Aim of the exercise ▸
Across all the lines below, how many contain the string "Guess"? Please reply with the number only.

Stored data ▸
---------------
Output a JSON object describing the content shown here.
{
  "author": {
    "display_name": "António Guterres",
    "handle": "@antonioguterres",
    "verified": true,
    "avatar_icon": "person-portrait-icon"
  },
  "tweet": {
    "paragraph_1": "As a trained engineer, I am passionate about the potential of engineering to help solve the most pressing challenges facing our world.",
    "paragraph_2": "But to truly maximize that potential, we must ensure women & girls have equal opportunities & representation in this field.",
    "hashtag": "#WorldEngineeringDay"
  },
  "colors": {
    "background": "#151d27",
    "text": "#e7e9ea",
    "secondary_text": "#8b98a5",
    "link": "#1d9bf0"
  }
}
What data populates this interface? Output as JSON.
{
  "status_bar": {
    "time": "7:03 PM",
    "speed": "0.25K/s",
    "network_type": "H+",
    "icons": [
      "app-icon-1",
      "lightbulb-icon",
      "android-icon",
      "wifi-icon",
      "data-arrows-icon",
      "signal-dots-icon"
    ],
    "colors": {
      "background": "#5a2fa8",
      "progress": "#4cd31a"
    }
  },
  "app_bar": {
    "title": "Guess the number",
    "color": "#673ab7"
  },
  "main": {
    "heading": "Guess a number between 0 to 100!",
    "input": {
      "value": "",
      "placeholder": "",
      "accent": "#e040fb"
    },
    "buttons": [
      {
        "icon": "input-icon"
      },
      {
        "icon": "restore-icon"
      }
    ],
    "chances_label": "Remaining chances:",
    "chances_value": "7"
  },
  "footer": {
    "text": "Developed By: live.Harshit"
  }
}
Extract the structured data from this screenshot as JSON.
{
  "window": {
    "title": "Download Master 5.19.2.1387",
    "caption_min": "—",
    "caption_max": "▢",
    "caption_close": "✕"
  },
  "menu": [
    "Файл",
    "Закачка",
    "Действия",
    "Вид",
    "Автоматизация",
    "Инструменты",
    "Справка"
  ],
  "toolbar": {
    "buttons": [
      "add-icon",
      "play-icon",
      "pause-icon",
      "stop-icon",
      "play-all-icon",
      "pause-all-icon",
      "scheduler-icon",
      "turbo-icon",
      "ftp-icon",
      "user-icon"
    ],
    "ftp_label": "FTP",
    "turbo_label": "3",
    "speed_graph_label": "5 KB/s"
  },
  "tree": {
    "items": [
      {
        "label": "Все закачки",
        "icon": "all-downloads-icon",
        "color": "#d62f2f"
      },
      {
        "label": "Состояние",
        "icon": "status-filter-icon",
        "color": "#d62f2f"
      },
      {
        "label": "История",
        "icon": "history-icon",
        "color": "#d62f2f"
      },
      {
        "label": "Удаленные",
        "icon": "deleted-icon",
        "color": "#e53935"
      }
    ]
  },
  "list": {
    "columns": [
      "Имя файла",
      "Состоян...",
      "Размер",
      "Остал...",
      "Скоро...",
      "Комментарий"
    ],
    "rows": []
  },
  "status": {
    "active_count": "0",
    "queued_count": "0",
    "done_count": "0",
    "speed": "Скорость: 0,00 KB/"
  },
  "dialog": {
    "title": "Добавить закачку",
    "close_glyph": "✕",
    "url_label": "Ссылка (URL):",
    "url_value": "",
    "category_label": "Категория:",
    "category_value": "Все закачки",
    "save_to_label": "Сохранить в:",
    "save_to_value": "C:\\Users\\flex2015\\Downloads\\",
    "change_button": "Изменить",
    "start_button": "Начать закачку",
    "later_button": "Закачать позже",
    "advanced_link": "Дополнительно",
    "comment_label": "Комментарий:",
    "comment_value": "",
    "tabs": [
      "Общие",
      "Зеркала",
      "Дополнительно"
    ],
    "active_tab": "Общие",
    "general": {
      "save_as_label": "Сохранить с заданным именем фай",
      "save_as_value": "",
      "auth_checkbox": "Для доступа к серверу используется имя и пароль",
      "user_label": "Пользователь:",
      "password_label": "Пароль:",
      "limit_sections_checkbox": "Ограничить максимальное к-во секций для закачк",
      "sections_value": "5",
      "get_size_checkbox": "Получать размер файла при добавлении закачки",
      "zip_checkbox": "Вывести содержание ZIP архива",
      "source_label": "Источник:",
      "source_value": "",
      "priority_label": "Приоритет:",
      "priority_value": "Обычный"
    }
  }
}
---------------
Response below ▸
2